> **Material shown**:
++++++++
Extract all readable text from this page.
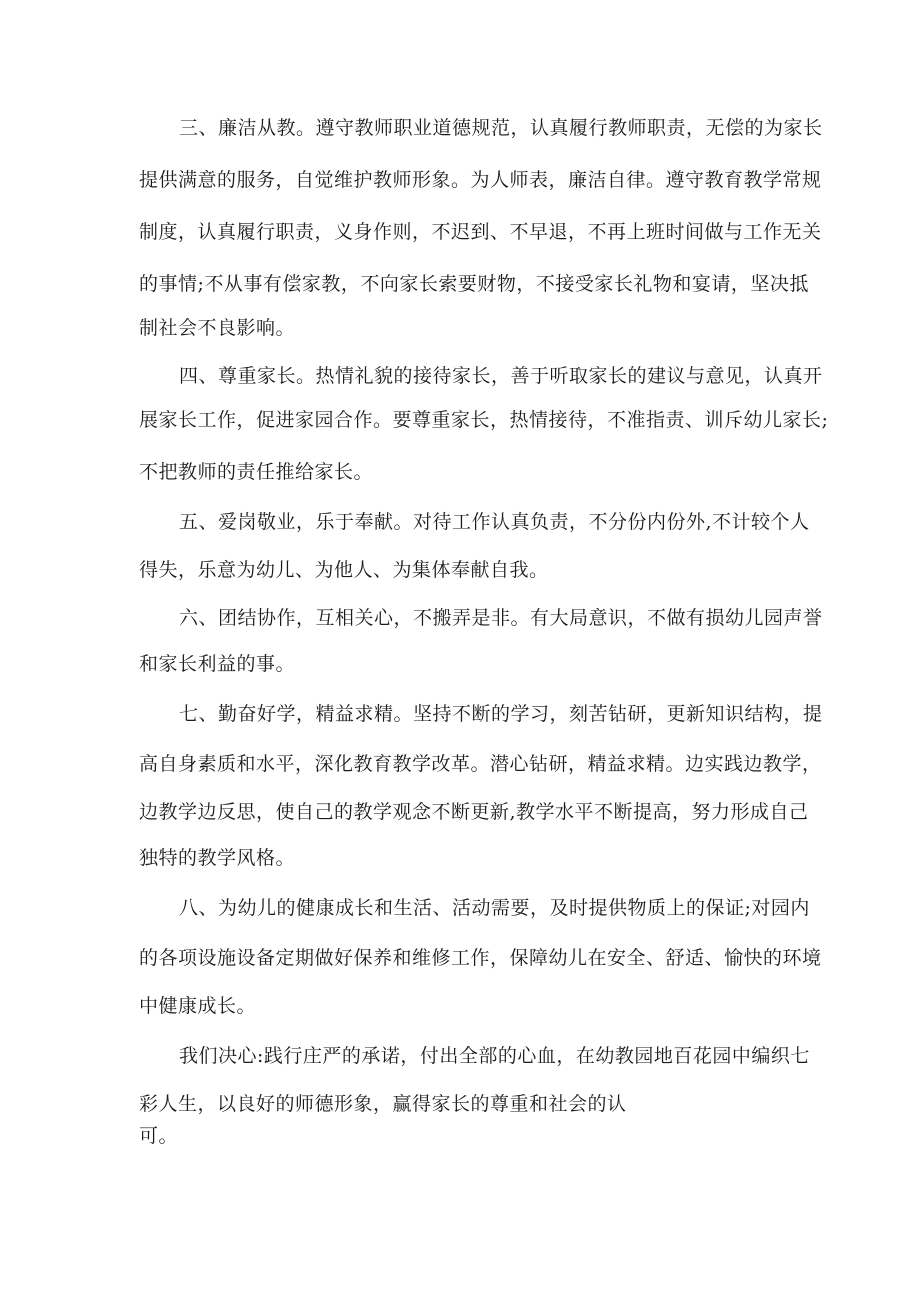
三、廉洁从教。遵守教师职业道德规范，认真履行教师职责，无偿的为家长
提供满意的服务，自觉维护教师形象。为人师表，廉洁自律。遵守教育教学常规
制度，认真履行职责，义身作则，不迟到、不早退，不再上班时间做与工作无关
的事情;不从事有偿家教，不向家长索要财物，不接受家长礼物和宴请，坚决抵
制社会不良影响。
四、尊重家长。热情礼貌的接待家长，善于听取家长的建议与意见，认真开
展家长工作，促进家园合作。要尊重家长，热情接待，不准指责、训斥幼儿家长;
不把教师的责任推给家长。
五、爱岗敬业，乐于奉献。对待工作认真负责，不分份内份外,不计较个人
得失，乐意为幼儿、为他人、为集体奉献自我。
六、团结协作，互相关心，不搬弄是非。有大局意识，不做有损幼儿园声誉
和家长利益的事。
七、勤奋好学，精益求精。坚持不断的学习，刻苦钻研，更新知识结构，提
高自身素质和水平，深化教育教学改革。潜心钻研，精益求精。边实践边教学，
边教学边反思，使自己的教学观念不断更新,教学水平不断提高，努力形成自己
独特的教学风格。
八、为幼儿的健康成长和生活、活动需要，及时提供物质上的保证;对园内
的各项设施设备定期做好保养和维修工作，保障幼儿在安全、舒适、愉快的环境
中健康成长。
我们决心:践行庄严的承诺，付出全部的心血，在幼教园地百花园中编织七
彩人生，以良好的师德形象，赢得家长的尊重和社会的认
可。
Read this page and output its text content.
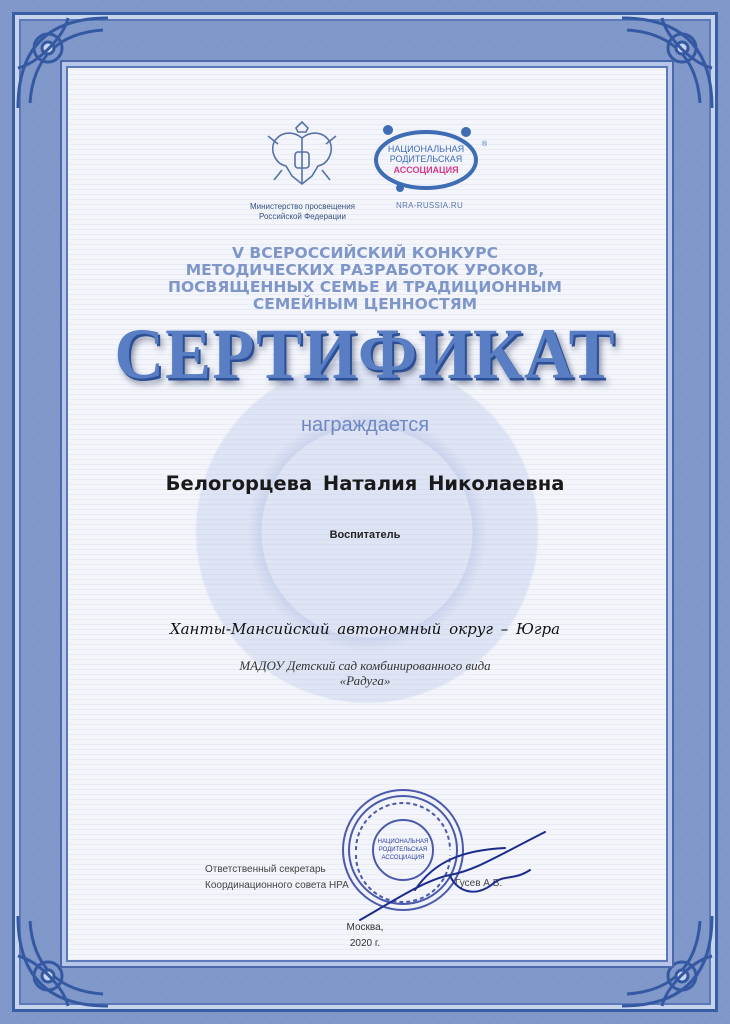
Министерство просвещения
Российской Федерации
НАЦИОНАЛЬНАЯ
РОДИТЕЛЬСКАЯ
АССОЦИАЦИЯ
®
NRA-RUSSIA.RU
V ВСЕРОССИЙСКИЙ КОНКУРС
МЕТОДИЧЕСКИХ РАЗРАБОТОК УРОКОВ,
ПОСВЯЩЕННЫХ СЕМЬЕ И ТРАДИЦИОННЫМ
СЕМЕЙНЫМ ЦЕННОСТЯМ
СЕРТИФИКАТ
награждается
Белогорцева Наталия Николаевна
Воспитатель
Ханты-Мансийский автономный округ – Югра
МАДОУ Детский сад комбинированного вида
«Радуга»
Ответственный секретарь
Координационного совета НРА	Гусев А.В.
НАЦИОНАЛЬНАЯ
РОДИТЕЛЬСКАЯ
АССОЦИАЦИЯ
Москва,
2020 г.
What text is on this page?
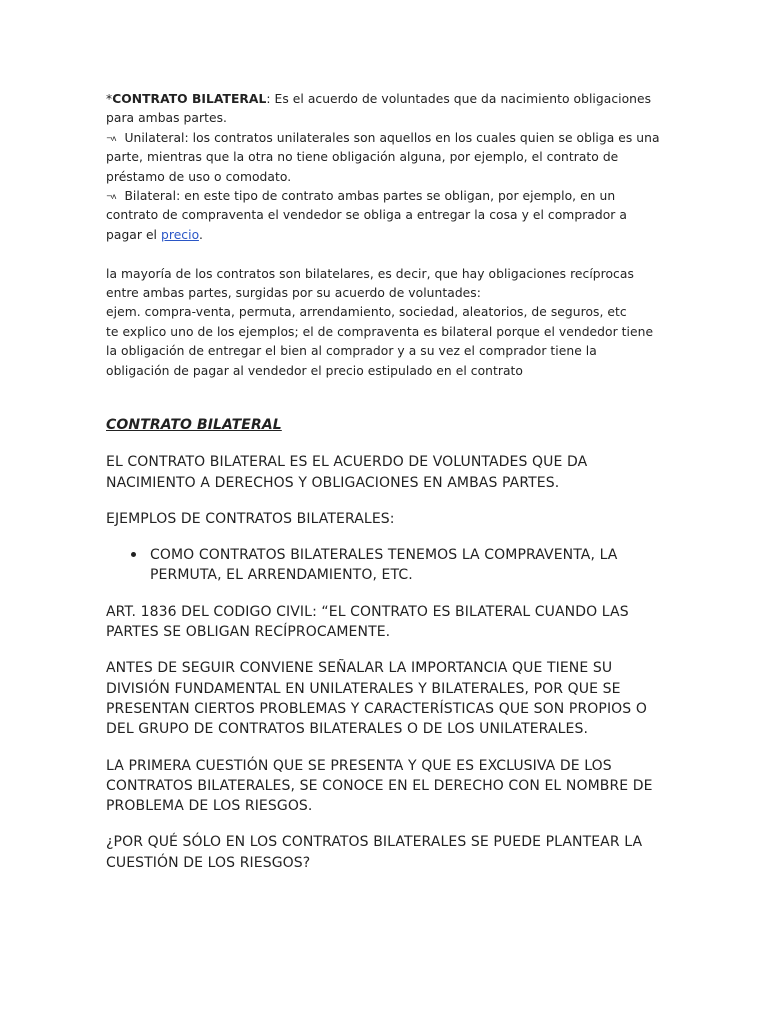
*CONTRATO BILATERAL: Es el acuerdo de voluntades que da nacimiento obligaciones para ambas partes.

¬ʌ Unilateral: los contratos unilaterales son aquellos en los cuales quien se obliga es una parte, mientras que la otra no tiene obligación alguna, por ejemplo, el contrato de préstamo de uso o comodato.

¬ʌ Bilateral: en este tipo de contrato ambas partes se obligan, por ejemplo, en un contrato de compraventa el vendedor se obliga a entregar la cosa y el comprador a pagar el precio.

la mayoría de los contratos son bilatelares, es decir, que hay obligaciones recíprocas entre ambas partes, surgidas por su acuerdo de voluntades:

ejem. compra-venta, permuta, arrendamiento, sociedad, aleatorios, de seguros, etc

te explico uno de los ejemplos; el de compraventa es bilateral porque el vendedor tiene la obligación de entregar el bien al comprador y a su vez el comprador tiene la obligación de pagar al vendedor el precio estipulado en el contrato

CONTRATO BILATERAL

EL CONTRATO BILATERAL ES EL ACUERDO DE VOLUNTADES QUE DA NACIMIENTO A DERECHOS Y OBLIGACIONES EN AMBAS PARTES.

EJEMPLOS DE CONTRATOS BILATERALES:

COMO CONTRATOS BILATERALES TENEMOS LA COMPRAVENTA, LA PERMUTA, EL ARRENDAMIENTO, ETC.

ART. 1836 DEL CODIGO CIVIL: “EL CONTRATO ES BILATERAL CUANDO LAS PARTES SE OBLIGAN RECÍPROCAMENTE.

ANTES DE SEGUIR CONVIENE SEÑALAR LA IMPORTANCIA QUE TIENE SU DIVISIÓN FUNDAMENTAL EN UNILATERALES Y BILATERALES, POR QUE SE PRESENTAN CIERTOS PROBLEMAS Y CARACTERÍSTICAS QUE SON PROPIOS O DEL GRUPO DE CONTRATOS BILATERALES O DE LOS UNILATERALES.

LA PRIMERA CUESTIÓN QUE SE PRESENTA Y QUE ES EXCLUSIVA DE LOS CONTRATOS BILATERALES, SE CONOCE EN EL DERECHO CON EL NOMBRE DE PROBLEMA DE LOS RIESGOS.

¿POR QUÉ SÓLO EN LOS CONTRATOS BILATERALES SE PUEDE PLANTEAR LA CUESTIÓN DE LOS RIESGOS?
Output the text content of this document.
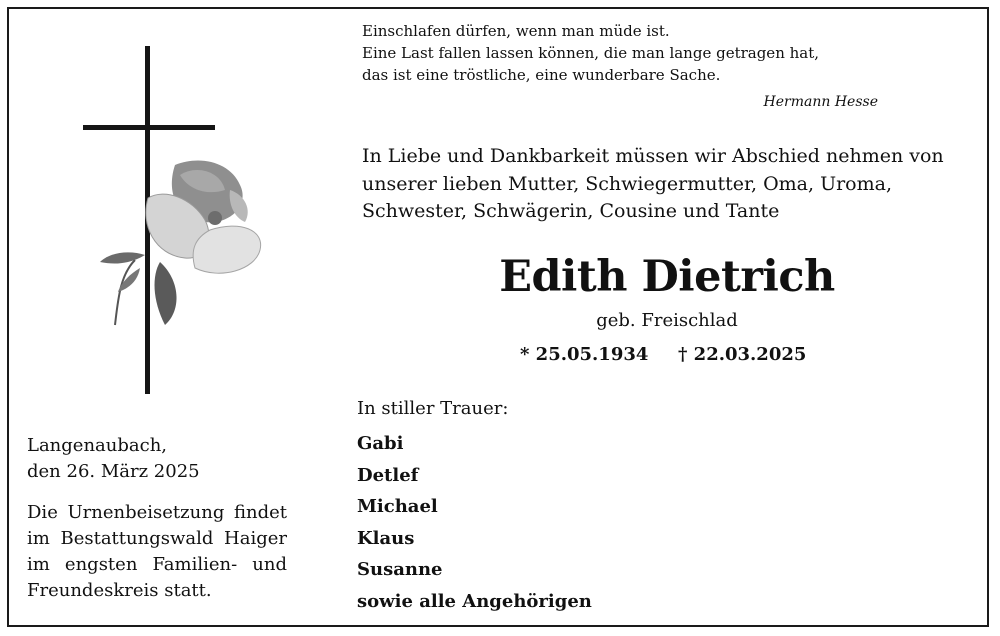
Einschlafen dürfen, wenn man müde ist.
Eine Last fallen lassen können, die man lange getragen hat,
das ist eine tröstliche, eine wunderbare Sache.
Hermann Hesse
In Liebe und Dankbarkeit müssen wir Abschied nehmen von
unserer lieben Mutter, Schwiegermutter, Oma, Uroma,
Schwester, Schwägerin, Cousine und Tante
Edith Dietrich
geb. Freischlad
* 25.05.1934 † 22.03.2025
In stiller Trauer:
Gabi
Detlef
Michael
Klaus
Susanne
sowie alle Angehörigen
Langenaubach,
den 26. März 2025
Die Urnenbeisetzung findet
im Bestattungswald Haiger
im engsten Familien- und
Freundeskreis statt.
++++++++
> **Task to complete**: Images in the data above are to be skipped. Retype all other material exactly.

> **Response to the task**:
Extract all readable text from this page.
三、廉洁从教。遵守教师职业道德规范，认真履行教师职责，无偿的为家长
提供满意的服务，自觉维护教师形象。为人师表，廉洁自律。遵守教育教学常规
制度，认真履行职责，义身作则，不迟到、不早退，不再上班时间做与工作无关
的事情;不从事有偿家教，不向家长索要财物，不接受家长礼物和宴请，坚决抵
制社会不良影响。
四、尊重家长。热情礼貌的接待家长，善于听取家长的建议与意见，认真开
展家长工作，促进家园合作。要尊重家长，热情接待，不准指责、训斥幼儿家长;
不把教师的责任推给家长。
五、爱岗敬业，乐于奉献。对待工作认真负责，不分份内份外,不计较个人
得失，乐意为幼儿、为他人、为集体奉献自我。
六、团结协作，互相关心，不搬弄是非。有大局意识，不做有损幼儿园声誉
和家长利益的事。
七、勤奋好学，精益求精。坚持不断的学习，刻苦钻研，更新知识结构，提
高自身素质和水平，深化教育教学改革。潜心钻研，精益求精。边实践边教学，
边教学边反思，使自己的教学观念不断更新,教学水平不断提高，努力形成自己
独特的教学风格。
八、为幼儿的健康成长和生活、活动需要，及时提供物质上的保证;对园内
的各项设施设备定期做好保养和维修工作，保障幼儿在安全、舒适、愉快的环境
中健康成长。
我们决心:践行庄严的承诺，付出全部的心血，在幼教园地百花园中编织七
彩人生，以良好的师德形象，赢得家长的尊重和社会的认
可。
Read this page and output its text content.
Министерство просвещения
Российской Федерации
НАЦИОНАЛЬНАЯ
РОДИТЕЛЬСКАЯ
АССОЦИАЦИЯ
®
NRA-RUSSIA.RU
V ВСЕРОССИЙСКИЙ КОНКУРС
МЕТОДИЧЕСКИХ РАЗРАБОТОК УРОКОВ,
ПОСВЯЩЕННЫХ СЕМЬЕ И ТРАДИЦИОННЫМ
СЕМЕЙНЫМ ЦЕННОСТЯМ
СЕРТИФИКАТ
награждается
Белогорцева Наталия Николаевна
Воспитатель
Ханты-Мансийский автономный округ – Югра
МАДОУ Детский сад комбинированного вида
«Радуга»
Ответственный секретарь
Координационного совета НРА	Гусев А.В.
НАЦИОНАЛЬНАЯ
РОДИТЕЛЬСКАЯ
АССОЦИАЦИЯ
Москва,
2020 г.
What text is on this page?
*CONTRATO BILATERAL: Es el acuerdo de voluntades que da nacimiento obligaciones para ambas partes.

¬ʌ Unilateral: los contratos unilaterales son aquellos en los cuales quien se obliga es una parte, mientras que la otra no tiene obligación alguna, por ejemplo, el contrato de préstamo de uso o comodato.

¬ʌ Bilateral: en este tipo de contrato ambas partes se obligan, por ejemplo, en un contrato de compraventa el vendedor se obliga a entregar la cosa y el comprador a pagar el precio.

la mayoría de los contratos son bilatelares, es decir, que hay obligaciones recíprocas entre ambas partes, surgidas por su acuerdo de voluntades:

ejem. compra-venta, permuta, arrendamiento, sociedad, aleatorios, de seguros, etc

te explico uno de los ejemplos; el de compraventa es bilateral porque el vendedor tiene la obligación de entregar el bien al comprador y a su vez el comprador tiene la obligación de pagar al vendedor el precio estipulado en el contrato

CONTRATO BILATERAL

EL CONTRATO BILATERAL ES EL ACUERDO DE VOLUNTADES QUE DA NACIMIENTO A DERECHOS Y OBLIGACIONES EN AMBAS PARTES.

EJEMPLOS DE CONTRATOS BILATERALES:

COMO CONTRATOS BILATERALES TENEMOS LA COMPRAVENTA, LA PERMUTA, EL ARRENDAMIENTO, ETC.

ART. 1836 DEL CODIGO CIVIL: “EL CONTRATO ES BILATERAL CUANDO LAS PARTES SE OBLIGAN RECÍPROCAMENTE.

ANTES DE SEGUIR CONVIENE SEÑALAR LA IMPORTANCIA QUE TIENE SU DIVISIÓN FUNDAMENTAL EN UNILATERALES Y BILATERALES, POR QUE SE PRESENTAN CIERTOS PROBLEMAS Y CARACTERÍSTICAS QUE SON PROPIOS O DEL GRUPO DE CONTRATOS BILATERALES O DE LOS UNILATERALES.

LA PRIMERA CUESTIÓN QUE SE PRESENTA Y QUE ES EXCLUSIVA DE LOS CONTRATOS BILATERALES, SE CONOCE EN EL DERECHO CON EL NOMBRE DE PROBLEMA DE LOS RIESGOS.

¿POR QUÉ SÓLO EN LOS CONTRATOS BILATERALES SE PUEDE PLANTEAR LA CUESTIÓN DE LOS RIESGOS?
Output the text content of this document.
Einschlafen dürfen, wenn man müde ist.
Eine Last fallen lassen können, die man lange getragen hat,
das ist eine tröstliche, eine wunderbare Sache.
Hermann Hesse
In Liebe und Dankbarkeit müssen wir Abschied nehmen von
unserer lieben Mutter, Schwiegermutter, Oma, Uroma,
Schwester, Schwägerin, Cousine und Tante
Edith Dietrich
geb. Freischlad
* 25.05.1934 † 22.03.2025
In stiller Trauer:
Gabi
Detlef
Michael
Klaus
Susanne
sowie alle Angehörigen
Langenaubach,
den 26. März 2025
Die Urnenbeisetzung findet
im Bestattungswald Haiger
im engsten Familien- und
Freundeskreis statt.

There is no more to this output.